What the task asks: Locate and copy each line in the data that contains the word "Kannur".

Data items
..............................
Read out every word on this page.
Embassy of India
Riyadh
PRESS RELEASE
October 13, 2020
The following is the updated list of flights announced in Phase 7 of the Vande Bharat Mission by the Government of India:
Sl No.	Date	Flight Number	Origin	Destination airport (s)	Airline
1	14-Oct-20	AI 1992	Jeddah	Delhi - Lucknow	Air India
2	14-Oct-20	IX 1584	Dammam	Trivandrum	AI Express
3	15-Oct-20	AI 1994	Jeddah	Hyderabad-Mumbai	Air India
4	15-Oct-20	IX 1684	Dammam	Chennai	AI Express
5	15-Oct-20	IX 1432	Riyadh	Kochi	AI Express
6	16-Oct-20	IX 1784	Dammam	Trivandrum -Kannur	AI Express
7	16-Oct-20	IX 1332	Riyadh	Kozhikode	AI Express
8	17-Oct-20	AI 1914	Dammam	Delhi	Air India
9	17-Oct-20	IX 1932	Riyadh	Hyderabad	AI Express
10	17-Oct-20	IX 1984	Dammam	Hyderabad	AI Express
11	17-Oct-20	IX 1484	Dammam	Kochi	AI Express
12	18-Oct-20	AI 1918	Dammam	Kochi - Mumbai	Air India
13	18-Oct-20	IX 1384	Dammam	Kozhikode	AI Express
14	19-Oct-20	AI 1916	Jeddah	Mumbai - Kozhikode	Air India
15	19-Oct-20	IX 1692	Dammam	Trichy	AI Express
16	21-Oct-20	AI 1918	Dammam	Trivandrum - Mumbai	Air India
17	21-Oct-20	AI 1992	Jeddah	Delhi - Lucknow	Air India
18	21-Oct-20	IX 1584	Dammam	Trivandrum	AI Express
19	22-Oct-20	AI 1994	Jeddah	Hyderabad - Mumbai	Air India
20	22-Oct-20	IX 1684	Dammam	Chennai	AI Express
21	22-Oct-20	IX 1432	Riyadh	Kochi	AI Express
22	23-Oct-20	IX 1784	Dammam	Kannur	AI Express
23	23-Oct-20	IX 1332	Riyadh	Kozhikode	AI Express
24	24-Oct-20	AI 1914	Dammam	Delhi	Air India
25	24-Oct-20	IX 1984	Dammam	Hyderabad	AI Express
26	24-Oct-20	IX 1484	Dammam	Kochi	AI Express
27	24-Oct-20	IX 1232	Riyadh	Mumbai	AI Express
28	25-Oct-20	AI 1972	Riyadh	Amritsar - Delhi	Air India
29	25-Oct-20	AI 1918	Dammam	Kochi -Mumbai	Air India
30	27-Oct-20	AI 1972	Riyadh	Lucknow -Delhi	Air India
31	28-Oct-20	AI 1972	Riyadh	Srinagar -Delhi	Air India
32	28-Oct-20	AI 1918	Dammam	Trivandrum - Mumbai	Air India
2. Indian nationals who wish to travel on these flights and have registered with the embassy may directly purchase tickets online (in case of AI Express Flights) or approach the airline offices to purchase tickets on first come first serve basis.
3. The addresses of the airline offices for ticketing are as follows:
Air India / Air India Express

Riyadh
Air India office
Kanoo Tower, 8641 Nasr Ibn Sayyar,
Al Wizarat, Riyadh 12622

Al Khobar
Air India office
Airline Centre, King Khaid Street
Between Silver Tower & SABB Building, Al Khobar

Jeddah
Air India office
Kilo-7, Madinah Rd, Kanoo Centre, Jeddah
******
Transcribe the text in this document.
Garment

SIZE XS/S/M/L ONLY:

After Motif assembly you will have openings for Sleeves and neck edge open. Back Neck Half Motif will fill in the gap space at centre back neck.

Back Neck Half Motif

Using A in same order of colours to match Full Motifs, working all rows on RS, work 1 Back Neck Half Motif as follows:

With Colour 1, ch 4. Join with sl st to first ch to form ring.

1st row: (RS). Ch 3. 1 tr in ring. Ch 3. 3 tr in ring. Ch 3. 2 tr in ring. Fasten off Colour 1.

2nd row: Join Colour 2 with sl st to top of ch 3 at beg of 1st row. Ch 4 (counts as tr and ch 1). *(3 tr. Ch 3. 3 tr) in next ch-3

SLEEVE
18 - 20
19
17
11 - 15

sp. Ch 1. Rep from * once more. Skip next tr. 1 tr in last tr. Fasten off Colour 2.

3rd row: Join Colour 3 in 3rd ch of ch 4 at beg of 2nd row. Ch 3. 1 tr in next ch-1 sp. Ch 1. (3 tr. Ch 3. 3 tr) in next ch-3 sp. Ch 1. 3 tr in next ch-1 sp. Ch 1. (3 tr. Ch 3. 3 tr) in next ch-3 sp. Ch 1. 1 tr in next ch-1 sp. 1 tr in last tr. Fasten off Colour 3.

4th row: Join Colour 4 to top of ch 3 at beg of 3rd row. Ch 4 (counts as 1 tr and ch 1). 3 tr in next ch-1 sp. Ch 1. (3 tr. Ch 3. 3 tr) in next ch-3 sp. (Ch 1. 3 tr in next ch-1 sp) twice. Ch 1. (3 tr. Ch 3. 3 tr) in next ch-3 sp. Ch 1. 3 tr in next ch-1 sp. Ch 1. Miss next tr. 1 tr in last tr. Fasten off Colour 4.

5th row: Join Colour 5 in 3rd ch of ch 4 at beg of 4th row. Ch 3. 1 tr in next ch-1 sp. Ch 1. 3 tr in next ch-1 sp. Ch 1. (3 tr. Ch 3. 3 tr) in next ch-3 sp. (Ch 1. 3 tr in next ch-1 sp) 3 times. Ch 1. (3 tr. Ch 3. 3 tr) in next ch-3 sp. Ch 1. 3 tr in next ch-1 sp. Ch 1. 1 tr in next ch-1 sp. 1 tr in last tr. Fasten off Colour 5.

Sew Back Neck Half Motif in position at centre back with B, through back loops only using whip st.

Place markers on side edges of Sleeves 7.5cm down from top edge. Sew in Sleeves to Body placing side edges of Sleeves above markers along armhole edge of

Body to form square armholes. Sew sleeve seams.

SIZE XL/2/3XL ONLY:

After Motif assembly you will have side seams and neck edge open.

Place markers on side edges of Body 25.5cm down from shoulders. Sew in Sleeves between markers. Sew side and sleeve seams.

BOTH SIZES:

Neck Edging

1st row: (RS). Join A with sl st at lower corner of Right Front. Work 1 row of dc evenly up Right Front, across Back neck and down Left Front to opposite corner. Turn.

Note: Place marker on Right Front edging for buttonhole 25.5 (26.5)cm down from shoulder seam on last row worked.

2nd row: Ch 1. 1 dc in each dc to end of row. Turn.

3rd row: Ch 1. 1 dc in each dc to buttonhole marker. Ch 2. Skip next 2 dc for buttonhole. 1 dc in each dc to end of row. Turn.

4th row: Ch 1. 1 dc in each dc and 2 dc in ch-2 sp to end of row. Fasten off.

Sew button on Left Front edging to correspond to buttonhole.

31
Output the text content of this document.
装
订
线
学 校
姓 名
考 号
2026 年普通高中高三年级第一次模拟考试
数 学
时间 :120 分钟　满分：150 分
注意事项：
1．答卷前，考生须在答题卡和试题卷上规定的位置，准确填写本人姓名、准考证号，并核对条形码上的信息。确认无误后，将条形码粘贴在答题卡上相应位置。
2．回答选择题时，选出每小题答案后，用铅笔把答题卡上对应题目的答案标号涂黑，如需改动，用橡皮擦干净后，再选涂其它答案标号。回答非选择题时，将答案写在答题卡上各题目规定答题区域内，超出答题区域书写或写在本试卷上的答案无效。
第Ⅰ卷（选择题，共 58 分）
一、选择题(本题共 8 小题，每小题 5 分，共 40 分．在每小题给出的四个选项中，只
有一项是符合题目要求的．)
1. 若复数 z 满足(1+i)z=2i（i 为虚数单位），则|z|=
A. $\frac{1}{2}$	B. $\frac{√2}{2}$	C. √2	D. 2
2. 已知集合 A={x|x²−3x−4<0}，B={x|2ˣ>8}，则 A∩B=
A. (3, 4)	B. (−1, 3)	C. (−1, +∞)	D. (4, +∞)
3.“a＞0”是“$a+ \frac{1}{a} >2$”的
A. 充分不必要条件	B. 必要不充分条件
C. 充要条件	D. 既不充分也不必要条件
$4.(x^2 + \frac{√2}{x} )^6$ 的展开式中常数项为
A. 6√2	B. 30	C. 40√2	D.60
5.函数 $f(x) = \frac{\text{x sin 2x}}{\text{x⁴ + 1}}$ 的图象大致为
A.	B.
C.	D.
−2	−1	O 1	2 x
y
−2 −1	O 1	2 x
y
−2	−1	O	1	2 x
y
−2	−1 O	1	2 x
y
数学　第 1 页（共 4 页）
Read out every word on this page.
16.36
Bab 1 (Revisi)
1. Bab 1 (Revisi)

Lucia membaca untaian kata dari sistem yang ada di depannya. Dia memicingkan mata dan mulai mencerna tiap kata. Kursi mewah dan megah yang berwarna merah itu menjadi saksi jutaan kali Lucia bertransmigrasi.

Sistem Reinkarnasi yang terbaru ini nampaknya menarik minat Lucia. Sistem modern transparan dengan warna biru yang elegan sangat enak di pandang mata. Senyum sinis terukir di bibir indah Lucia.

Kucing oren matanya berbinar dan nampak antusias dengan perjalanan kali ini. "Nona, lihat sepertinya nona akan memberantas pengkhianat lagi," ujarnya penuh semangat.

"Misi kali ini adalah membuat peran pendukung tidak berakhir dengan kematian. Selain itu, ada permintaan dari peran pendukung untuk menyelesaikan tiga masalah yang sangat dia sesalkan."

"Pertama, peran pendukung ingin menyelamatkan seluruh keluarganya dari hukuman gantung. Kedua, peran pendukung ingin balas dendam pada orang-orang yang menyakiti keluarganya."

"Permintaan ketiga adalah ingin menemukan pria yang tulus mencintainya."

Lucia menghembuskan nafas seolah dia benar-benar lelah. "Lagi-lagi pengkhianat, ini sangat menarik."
..............................
Response for this exercise:
6	16-Oct-20	IX 1784	Dammam	Trivandrum -Kannur	AI Express
22	23-Oct-20	IX 1784	Dammam	Kannur	AI Express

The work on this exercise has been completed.